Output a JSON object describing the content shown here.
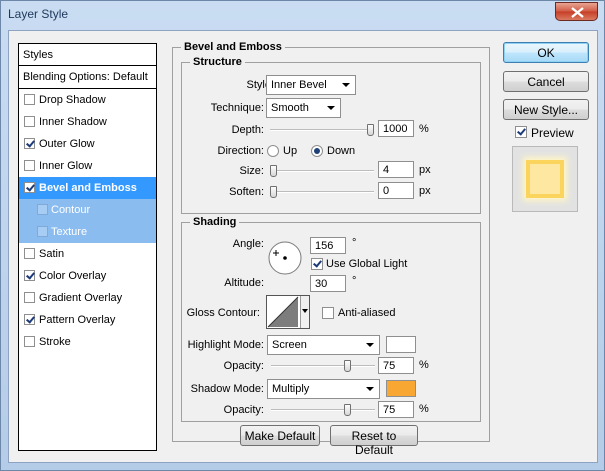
{
  "window": {
    "title": "Layer Style"
  },
  "styles_panel": {
    "header": "Styles",
    "blending": "Blending Options: Default",
    "items": [
      {
        "label": "Drop Shadow",
        "checked": false
      },
      {
        "label": "Inner Shadow",
        "checked": false
      },
      {
        "label": "Outer Glow",
        "checked": true
      },
      {
        "label": "Inner Glow",
        "checked": false
      },
      {
        "label": "Bevel and Emboss",
        "checked": true
      },
      {
        "label": "Contour",
        "checked": false
      },
      {
        "label": "Texture",
        "checked": false
      },
      {
        "label": "Satin",
        "checked": false
      },
      {
        "label": "Color Overlay",
        "checked": true
      },
      {
        "label": "Gradient Overlay",
        "checked": false
      },
      {
        "label": "Pattern Overlay",
        "checked": true
      },
      {
        "label": "Stroke",
        "checked": false
      }
    ]
  },
  "bevel": {
    "title": "Bevel and Emboss",
    "structure": {
      "title": "Structure",
      "style_label": "Style:",
      "style_value": "Inner Bevel",
      "technique_label": "Technique:",
      "technique_value": "Smooth",
      "depth_label": "Depth:",
      "depth_value": "1000",
      "depth_unit": "%",
      "direction_label": "Direction:",
      "direction_up": "Up",
      "direction_down": "Down",
      "direction_selected": "Down",
      "size_label": "Size:",
      "size_value": "4",
      "size_unit": "px",
      "soften_label": "Soften:",
      "soften_value": "0",
      "soften_unit": "px"
    },
    "shading": {
      "title": "Shading",
      "angle_label": "Angle:",
      "angle_value": "156",
      "angle_unit": "°",
      "global_light_label": "Use Global Light",
      "global_light_checked": true,
      "altitude_label": "Altitude:",
      "altitude_value": "30",
      "altitude_unit": "°",
      "gloss_label": "Gloss Contour:",
      "anti_aliased_label": "Anti-aliased",
      "anti_aliased_checked": false,
      "highlight_label": "Highlight Mode:",
      "highlight_value": "Screen",
      "highlight_color": "#ffffff",
      "highlight_opacity_label": "Opacity:",
      "highlight_opacity_value": "75",
      "highlight_opacity_unit": "%",
      "shadow_label": "Shadow Mode:",
      "shadow_value": "Multiply",
      "shadow_color": "#f8a832",
      "shadow_opacity_label": "Opacity:",
      "shadow_opacity_value": "75",
      "shadow_opacity_unit": "%"
    },
    "make_default": "Make Default",
    "reset_default": "Reset to Default"
  },
  "actions": {
    "ok": "OK",
    "cancel": "Cancel",
    "new_style": "New Style...",
    "preview_label": "Preview",
    "preview_checked": true
  },
  "slider_levels": {
    "depth": 1.0,
    "size": 0.0,
    "soften": 0.0,
    "highlight_opacity": 0.75,
    "shadow_opacity": 0.75
  }
}
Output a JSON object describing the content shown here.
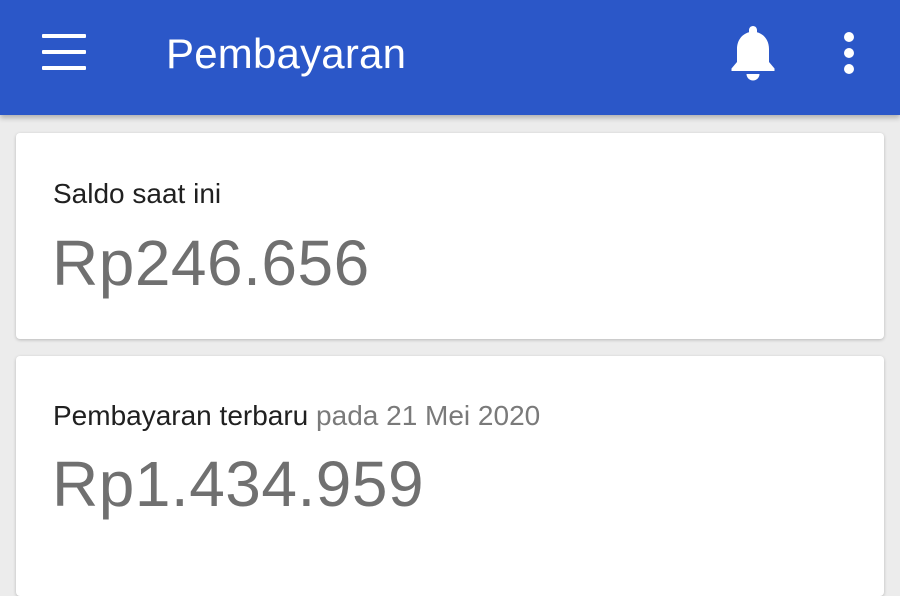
{
  "appbar": {
    "title": "Pembayaran",
    "background_color": "#2b57c8",
    "menu_icon": "hamburger-menu-icon",
    "notification_icon": "bell-icon",
    "overflow_icon": "more-vert-icon"
  },
  "balance_card": {
    "label": "Saldo saat ini",
    "amount": "Rp246.656"
  },
  "payment_card": {
    "label": "Pembayaran terbaru",
    "date_text": "pada 21 Mei 2020",
    "amount": "Rp1.434.959"
  }
}
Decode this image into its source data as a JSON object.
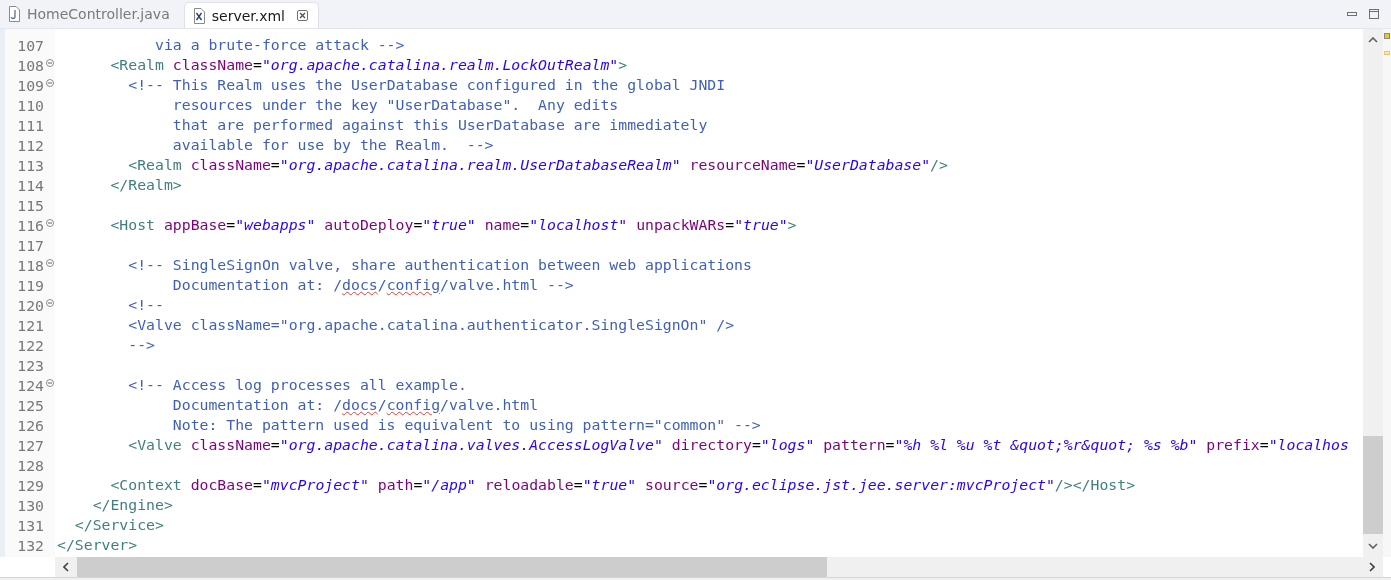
{
  "tabs": [
    {
      "label": "HomeController.java",
      "kind": "java",
      "selected": false,
      "closable": false
    },
    {
      "label": "server.xml",
      "kind": "xml",
      "selected": true,
      "closable": true
    }
  ],
  "editor": {
    "lines": [
      {
        "number": "107",
        "fold": false,
        "segments": [
          {
            "kind": "comment",
            "text": "           via a brute-force attack -->"
          }
        ]
      },
      {
        "number": "108",
        "fold": true,
        "segments": [
          {
            "kind": "tag",
            "text": "      <Realm"
          },
          {
            "kind": "attr",
            "text": " className"
          },
          {
            "kind": "eq",
            "text": "="
          },
          {
            "kind": "value",
            "text": "\"org.apache.catalina.realm.LockOutRealm\""
          },
          {
            "kind": "tag",
            "text": ">"
          }
        ]
      },
      {
        "number": "109",
        "fold": true,
        "segments": [
          {
            "kind": "comment",
            "text": "        <!-- This Realm uses the UserDatabase configured in the global JNDI"
          }
        ]
      },
      {
        "number": "110",
        "fold": false,
        "segments": [
          {
            "kind": "comment",
            "text": "             resources under the key \"UserDatabase\".  Any edits"
          }
        ]
      },
      {
        "number": "111",
        "fold": false,
        "segments": [
          {
            "kind": "comment",
            "text": "             that are performed against this UserDatabase are immediately"
          }
        ]
      },
      {
        "number": "112",
        "fold": false,
        "segments": [
          {
            "kind": "comment",
            "text": "             available for use by the Realm.  -->"
          }
        ]
      },
      {
        "number": "113",
        "fold": false,
        "segments": [
          {
            "kind": "tag",
            "text": "        <Realm"
          },
          {
            "kind": "attr",
            "text": " className"
          },
          {
            "kind": "eq",
            "text": "="
          },
          {
            "kind": "value",
            "text": "\"org.apache.catalina.realm.UserDatabaseRealm\""
          },
          {
            "kind": "attr",
            "text": " resourceName"
          },
          {
            "kind": "eq",
            "text": "="
          },
          {
            "kind": "value",
            "text": "\"UserDatabase\""
          },
          {
            "kind": "tag",
            "text": "/>"
          }
        ]
      },
      {
        "number": "114",
        "fold": false,
        "segments": [
          {
            "kind": "tag",
            "text": "      </Realm>"
          }
        ]
      },
      {
        "number": "115",
        "fold": false
      },
      {
        "number": "116",
        "fold": true,
        "segments": [
          {
            "kind": "tag",
            "text": "      <Host"
          },
          {
            "kind": "attr",
            "text": " appBase"
          },
          {
            "kind": "eq",
            "text": "="
          },
          {
            "kind": "value",
            "text": "\"webapps\""
          },
          {
            "kind": "attr",
            "text": " autoDeploy"
          },
          {
            "kind": "eq",
            "text": "="
          },
          {
            "kind": "value",
            "text": "\"true\""
          },
          {
            "kind": "attr",
            "text": " name"
          },
          {
            "kind": "eq",
            "text": "="
          },
          {
            "kind": "value",
            "text": "\"localhost\""
          },
          {
            "kind": "attr",
            "text": " unpackWARs"
          },
          {
            "kind": "eq",
            "text": "="
          },
          {
            "kind": "value",
            "text": "\"true\""
          },
          {
            "kind": "tag",
            "text": ">"
          }
        ]
      },
      {
        "number": "117",
        "fold": false
      },
      {
        "number": "118",
        "fold": true,
        "segments": [
          {
            "kind": "comment",
            "text": "        <!-- SingleSignOn valve, share authentication between web applications"
          }
        ]
      },
      {
        "number": "119",
        "fold": false,
        "segments": [
          {
            "kind": "comment",
            "text": "             Documentation at: /"
          },
          {
            "kind": "misspelled",
            "text": "docs"
          },
          {
            "kind": "comment",
            "text": "/"
          },
          {
            "kind": "misspelled",
            "text": "config"
          },
          {
            "kind": "comment",
            "text": "/valve.html -->"
          }
        ]
      },
      {
        "number": "120",
        "fold": true,
        "segments": [
          {
            "kind": "comment",
            "text": "        <!--"
          }
        ]
      },
      {
        "number": "121",
        "fold": false,
        "segments": [
          {
            "kind": "comment",
            "text": "        <Valve className=\"org.apache.catalina.authenticator.SingleSignOn\" />"
          }
        ]
      },
      {
        "number": "122",
        "fold": false,
        "segments": [
          {
            "kind": "comment",
            "text": "        -->"
          }
        ]
      },
      {
        "number": "123",
        "fold": false
      },
      {
        "number": "124",
        "fold": true,
        "segments": [
          {
            "kind": "comment",
            "text": "        <!-- Access log processes all example."
          }
        ]
      },
      {
        "number": "125",
        "fold": false,
        "segments": [
          {
            "kind": "comment",
            "text": "             Documentation at: /"
          },
          {
            "kind": "misspelled",
            "text": "docs"
          },
          {
            "kind": "comment",
            "text": "/"
          },
          {
            "kind": "misspelled",
            "text": "config"
          },
          {
            "kind": "comment",
            "text": "/valve.html"
          }
        ]
      },
      {
        "number": "126",
        "fold": false,
        "segments": [
          {
            "kind": "comment",
            "text": "             Note: The pattern used is equivalent to using pattern=\"common\" -->"
          }
        ]
      },
      {
        "number": "127",
        "fold": false,
        "segments": [
          {
            "kind": "tag",
            "text": "        <Valve"
          },
          {
            "kind": "attr",
            "text": " className"
          },
          {
            "kind": "eq",
            "text": "="
          },
          {
            "kind": "value",
            "text": "\"org.apache.catalina.valves.AccessLogValve\""
          },
          {
            "kind": "attr",
            "text": " directory"
          },
          {
            "kind": "eq",
            "text": "="
          },
          {
            "kind": "value",
            "text": "\"logs\""
          },
          {
            "kind": "attr",
            "text": " pattern"
          },
          {
            "kind": "eq",
            "text": "="
          },
          {
            "kind": "value",
            "text": "\"%h %l %u %t &quot;%r&quot; %s %b\""
          },
          {
            "kind": "attr",
            "text": " prefix"
          },
          {
            "kind": "eq",
            "text": "="
          },
          {
            "kind": "value",
            "text": "\"localhos"
          }
        ]
      },
      {
        "number": "128",
        "fold": false
      },
      {
        "number": "129",
        "fold": false,
        "segments": [
          {
            "kind": "tag",
            "text": "      <Context"
          },
          {
            "kind": "attr",
            "text": " docBase"
          },
          {
            "kind": "eq",
            "text": "="
          },
          {
            "kind": "value",
            "text": "\"mvcProject\""
          },
          {
            "kind": "attr",
            "text": " path"
          },
          {
            "kind": "eq",
            "text": "="
          },
          {
            "kind": "value",
            "text": "\"/app\""
          },
          {
            "kind": "attr",
            "text": " reloadable"
          },
          {
            "kind": "eq",
            "text": "="
          },
          {
            "kind": "value",
            "text": "\"true\""
          },
          {
            "kind": "attr",
            "text": " source"
          },
          {
            "kind": "eq",
            "text": "="
          },
          {
            "kind": "value",
            "text": "\"org.eclipse.jst.jee.server:mvcProject\""
          },
          {
            "kind": "tag",
            "text": "/></Host>"
          }
        ]
      },
      {
        "number": "130",
        "fold": false,
        "segments": [
          {
            "kind": "tag",
            "text": "    </Engine>"
          }
        ]
      },
      {
        "number": "131",
        "fold": false,
        "segments": [
          {
            "kind": "tag",
            "text": "  </Service>"
          }
        ]
      },
      {
        "number": "132",
        "fold": false,
        "segments": [
          {
            "kind": "tag",
            "text": "</Server>"
          }
        ]
      }
    ]
  }
}
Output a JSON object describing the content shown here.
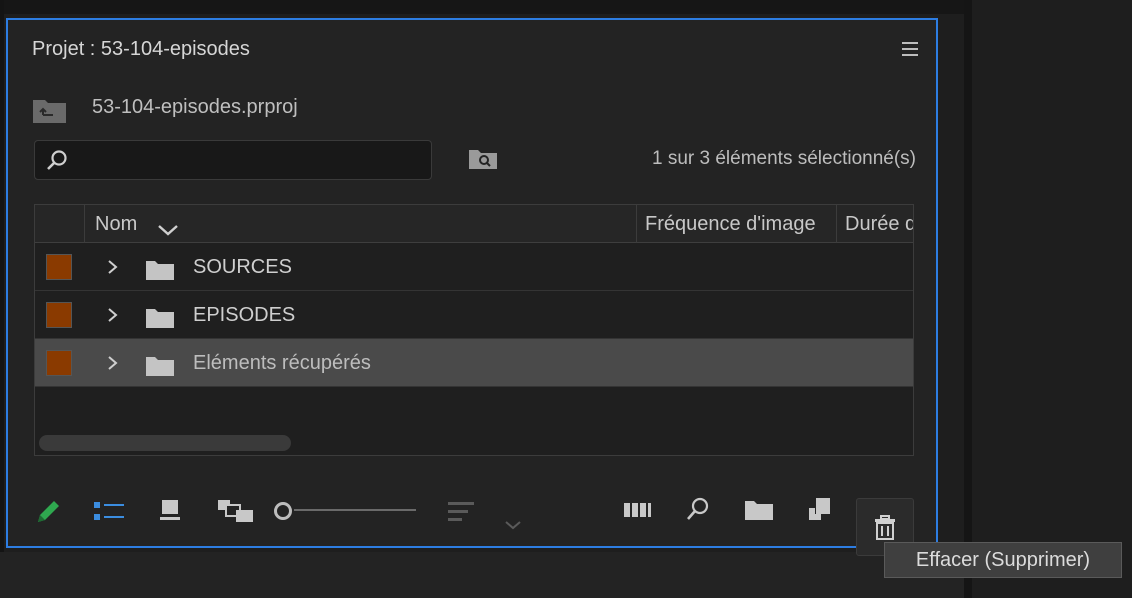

• **GIVEN REQUEST**: Count every line of the records that holds the string "mvcProject". Write only the total.

• **TASK OUTPUT**: 2